Start

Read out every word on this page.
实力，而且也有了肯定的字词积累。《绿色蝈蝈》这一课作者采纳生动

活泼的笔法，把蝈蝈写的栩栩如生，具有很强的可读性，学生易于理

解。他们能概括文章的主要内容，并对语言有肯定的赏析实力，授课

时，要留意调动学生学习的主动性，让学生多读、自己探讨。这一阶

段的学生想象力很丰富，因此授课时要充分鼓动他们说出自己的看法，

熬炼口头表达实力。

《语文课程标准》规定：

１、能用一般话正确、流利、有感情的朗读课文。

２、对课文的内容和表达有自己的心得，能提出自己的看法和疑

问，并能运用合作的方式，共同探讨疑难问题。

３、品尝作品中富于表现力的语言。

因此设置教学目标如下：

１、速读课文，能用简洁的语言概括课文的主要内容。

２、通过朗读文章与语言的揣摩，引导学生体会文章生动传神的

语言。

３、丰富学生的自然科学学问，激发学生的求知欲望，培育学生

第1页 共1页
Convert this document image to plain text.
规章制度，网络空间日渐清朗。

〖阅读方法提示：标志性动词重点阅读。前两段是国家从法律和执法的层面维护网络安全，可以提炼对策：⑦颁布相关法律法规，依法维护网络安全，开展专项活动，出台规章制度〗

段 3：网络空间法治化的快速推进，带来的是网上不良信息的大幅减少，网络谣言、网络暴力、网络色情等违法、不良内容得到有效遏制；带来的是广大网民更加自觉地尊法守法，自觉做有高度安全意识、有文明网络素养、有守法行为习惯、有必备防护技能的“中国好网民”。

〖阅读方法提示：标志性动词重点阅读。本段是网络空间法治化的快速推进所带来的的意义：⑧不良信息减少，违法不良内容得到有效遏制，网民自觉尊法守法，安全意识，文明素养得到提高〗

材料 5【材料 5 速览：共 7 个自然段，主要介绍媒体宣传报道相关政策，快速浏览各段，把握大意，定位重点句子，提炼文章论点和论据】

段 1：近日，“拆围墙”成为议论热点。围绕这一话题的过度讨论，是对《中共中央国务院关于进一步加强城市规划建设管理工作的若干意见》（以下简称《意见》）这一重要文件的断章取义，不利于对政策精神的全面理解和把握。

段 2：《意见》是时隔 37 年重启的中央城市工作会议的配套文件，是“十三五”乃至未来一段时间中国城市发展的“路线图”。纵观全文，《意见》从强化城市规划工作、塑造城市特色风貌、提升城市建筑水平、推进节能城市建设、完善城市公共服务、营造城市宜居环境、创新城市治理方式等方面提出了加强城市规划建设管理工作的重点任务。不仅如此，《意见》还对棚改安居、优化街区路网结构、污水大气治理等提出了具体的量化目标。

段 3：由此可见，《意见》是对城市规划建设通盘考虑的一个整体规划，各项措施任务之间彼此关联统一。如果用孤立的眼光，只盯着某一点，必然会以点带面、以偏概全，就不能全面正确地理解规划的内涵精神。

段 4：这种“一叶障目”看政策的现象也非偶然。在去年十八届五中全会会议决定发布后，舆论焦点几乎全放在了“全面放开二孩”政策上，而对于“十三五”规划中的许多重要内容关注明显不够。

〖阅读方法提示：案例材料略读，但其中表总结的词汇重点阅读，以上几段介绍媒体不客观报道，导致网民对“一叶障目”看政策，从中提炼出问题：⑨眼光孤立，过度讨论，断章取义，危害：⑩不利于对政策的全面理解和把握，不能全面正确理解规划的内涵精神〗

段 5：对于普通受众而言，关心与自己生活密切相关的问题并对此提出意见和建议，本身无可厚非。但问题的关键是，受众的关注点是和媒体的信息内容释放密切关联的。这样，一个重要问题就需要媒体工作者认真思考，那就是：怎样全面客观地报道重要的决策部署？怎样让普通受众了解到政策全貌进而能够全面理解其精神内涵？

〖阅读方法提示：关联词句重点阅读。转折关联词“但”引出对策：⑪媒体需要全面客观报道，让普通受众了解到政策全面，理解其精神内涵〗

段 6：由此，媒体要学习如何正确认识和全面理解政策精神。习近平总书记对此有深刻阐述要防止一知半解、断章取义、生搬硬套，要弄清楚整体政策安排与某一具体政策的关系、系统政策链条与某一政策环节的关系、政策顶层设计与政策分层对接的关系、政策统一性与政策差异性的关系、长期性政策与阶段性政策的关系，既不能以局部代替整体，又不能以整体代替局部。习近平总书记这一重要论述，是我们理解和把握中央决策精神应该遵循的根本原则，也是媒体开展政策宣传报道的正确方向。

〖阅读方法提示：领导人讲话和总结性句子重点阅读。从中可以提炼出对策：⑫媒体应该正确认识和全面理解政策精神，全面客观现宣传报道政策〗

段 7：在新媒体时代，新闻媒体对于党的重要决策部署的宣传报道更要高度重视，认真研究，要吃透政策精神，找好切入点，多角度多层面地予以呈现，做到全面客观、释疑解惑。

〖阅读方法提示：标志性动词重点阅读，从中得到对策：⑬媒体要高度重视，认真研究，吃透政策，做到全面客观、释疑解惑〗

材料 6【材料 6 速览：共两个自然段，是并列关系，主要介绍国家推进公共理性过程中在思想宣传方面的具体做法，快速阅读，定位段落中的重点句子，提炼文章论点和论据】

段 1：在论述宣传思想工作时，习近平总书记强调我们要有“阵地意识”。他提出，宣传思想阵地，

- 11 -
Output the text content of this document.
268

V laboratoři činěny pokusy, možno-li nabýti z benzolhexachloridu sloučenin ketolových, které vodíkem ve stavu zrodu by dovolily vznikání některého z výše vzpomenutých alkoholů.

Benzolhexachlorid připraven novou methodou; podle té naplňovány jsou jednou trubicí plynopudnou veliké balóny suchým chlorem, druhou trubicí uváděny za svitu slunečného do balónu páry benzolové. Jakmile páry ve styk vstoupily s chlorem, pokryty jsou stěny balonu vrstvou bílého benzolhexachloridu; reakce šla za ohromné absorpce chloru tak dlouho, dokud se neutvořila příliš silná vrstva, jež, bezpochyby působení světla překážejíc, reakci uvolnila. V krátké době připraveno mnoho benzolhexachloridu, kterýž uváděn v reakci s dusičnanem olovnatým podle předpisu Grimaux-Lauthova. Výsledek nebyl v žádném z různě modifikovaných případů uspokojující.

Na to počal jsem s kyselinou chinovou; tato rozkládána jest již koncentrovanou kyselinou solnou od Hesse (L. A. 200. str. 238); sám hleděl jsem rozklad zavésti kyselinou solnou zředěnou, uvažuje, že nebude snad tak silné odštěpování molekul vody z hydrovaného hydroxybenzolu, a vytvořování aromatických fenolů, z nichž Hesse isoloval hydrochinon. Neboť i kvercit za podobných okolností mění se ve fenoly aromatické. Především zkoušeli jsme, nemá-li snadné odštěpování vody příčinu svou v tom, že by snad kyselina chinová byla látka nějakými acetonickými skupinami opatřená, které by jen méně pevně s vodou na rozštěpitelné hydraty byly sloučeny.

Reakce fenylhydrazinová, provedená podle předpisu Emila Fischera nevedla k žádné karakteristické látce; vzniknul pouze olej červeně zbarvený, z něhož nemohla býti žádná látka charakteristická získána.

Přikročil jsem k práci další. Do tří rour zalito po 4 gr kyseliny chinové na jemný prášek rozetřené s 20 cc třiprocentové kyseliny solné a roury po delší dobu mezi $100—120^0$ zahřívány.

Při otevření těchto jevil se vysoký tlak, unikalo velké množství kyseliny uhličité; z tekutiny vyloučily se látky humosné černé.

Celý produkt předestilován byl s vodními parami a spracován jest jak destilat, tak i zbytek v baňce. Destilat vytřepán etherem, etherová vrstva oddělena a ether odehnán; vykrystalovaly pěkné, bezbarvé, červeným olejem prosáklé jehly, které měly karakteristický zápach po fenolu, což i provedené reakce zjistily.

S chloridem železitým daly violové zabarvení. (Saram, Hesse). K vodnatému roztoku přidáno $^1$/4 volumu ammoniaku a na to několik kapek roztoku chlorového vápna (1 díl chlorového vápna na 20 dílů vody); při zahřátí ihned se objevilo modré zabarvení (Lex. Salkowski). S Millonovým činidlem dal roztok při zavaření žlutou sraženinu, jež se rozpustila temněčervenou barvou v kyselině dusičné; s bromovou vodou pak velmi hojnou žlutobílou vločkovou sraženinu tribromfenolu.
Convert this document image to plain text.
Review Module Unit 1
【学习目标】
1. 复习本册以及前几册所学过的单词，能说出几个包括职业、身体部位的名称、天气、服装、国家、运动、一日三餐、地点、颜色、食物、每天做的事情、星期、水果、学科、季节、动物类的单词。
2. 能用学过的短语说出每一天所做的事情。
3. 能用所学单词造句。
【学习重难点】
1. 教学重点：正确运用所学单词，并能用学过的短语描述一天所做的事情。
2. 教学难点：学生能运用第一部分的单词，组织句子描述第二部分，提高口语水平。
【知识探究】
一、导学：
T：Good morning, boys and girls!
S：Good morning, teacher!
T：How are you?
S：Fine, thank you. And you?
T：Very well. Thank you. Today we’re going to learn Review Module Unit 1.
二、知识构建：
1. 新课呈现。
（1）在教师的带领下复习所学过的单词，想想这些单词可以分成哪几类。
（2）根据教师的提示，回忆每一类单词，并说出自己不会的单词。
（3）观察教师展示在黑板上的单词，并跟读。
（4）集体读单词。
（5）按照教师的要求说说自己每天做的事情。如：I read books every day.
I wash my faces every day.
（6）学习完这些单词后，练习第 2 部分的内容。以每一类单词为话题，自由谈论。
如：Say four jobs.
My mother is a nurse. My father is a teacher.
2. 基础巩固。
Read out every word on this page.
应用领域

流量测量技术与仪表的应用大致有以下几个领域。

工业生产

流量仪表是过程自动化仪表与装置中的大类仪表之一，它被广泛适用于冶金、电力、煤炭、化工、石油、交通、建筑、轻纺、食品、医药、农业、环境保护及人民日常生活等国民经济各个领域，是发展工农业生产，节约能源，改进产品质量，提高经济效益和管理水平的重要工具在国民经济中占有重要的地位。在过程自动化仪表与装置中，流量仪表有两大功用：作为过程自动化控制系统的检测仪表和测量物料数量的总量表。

End

DIRECTIONS FOR THIS TASK
Check each line of the records for the word "Good", and show the lines that contain it.

RESPONSE TO THE TASK
T：Good morning, boys and girls!
S：Good morning, teacher!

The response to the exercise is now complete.